═════ Given records

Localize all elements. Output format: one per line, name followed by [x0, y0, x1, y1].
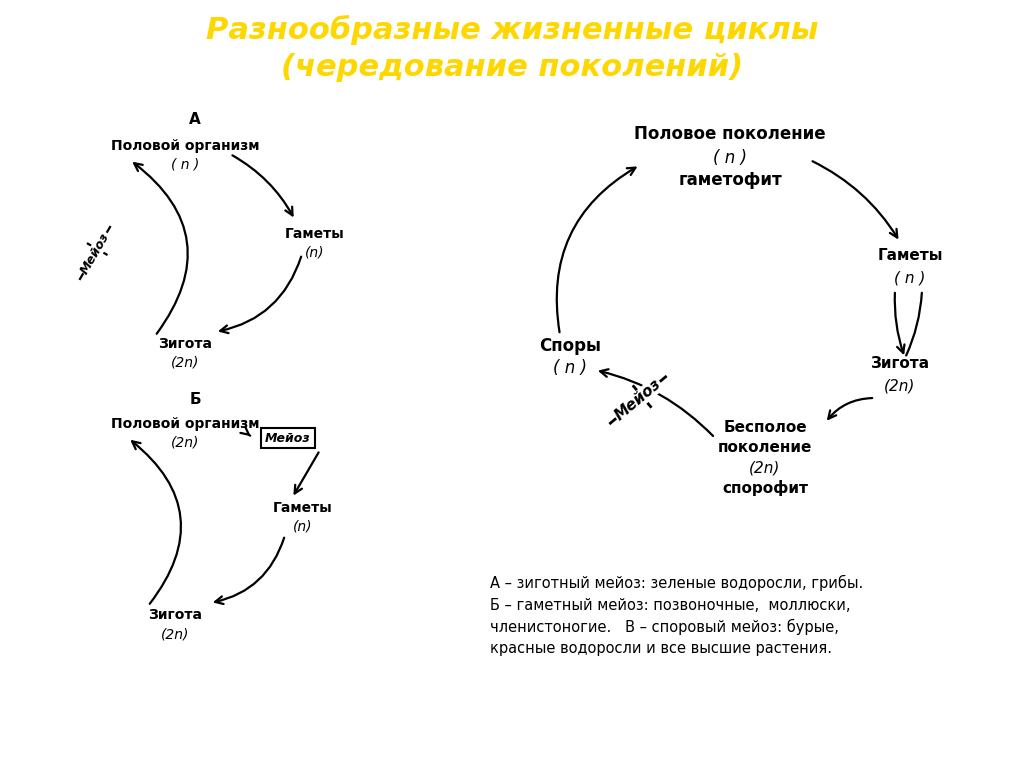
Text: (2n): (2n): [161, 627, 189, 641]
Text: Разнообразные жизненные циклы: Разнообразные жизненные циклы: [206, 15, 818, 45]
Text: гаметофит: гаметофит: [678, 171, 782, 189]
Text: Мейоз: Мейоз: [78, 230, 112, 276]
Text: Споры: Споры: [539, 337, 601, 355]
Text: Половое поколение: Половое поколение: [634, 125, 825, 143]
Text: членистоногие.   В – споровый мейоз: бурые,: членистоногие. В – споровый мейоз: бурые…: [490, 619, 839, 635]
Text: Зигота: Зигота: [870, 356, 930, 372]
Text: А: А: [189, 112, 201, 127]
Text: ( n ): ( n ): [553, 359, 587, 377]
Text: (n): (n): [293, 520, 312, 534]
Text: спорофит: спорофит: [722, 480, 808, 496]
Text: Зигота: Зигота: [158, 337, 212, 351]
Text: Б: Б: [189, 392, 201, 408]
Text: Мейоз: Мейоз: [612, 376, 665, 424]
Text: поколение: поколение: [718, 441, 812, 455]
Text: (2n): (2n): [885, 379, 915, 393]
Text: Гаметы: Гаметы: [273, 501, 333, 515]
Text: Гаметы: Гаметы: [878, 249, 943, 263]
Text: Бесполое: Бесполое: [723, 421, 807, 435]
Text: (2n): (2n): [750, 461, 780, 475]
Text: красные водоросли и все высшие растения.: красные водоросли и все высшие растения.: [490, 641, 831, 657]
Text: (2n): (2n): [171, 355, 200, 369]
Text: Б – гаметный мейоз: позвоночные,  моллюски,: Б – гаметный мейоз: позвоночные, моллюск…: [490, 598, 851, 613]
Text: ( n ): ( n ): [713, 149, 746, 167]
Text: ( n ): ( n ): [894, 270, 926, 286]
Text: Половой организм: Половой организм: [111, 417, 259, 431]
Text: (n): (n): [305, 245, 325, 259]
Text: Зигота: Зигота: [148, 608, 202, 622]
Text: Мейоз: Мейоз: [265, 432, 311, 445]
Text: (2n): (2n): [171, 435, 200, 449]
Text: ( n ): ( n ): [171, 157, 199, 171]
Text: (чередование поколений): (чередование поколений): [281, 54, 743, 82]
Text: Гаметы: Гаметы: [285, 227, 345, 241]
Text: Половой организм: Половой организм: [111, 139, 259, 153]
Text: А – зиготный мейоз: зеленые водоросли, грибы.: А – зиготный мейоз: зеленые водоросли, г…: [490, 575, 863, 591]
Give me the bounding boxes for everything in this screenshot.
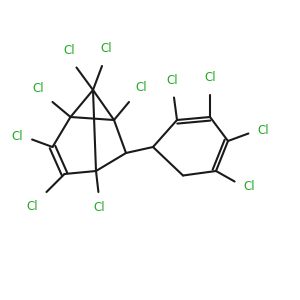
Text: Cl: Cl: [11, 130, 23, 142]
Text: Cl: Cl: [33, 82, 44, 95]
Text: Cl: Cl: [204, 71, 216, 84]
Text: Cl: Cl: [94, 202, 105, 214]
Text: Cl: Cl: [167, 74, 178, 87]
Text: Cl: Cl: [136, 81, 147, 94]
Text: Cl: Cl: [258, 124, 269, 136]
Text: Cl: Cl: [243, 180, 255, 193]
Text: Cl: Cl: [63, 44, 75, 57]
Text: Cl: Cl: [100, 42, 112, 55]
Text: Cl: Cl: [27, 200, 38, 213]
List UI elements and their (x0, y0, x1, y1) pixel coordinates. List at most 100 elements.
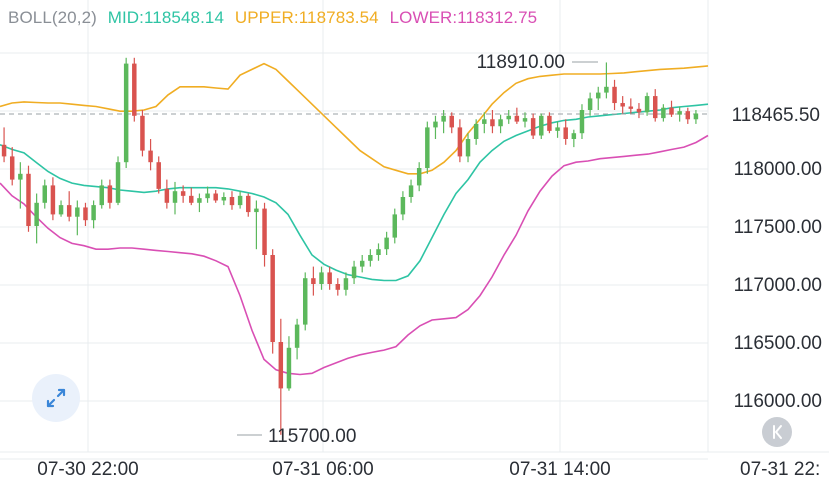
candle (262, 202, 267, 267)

══════════

Task statement
Repeat, unchanged, the lines of the items starting at the line that contains "Text: (2n): (2n): [161, 627, 189, 641]" and ending at the line that contains "Text: Половое поколение: Половое".

Result for this exercise
Text: (2n): (2n): [161, 627, 189, 641]
Text: Разнообразные жизненные циклы: Разнообразные жизненные циклы: [206, 15, 818, 45]
Text: гаметофит: гаметофит: [678, 171, 782, 189]
Text: Мейоз: Мейоз: [78, 230, 112, 276]
Text: Споры: Споры: [539, 337, 601, 355]
Text: Половое поколение: Половое поколение: [634, 125, 825, 143]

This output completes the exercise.